__Challenge__: Repeat exactly each line of the data provided below.

Data entries:
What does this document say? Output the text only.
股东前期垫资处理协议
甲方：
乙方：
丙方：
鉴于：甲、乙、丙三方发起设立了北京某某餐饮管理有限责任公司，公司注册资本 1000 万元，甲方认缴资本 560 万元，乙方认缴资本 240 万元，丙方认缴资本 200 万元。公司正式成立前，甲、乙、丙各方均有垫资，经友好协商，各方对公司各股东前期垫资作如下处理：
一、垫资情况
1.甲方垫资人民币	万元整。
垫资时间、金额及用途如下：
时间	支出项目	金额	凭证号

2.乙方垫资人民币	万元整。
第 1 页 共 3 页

__Full answer__:
What does this document say? Output the text only.
股东前期垫资处理协议
甲方：
乙方：
丙方：
鉴于：甲、乙、丙三方发起设立了北京某某餐饮管理有限责任公司，公司注册资本 1000 万元，甲方认缴资本 560 万元，乙方认缴资本 240 万元，丙方认缴资本 200 万元。公司正式成立前，甲、乙、丙各方均有垫资，经友好协商，各方对公司各股东前期垫资作如下处理：
一、垫资情况
1.甲方垫资人民币	万元整。
垫资时间、金额及用途如下：
时间	支出项目	金额	凭证号

2.乙方垫资人民币	万元整。
第 1 页 共 3 页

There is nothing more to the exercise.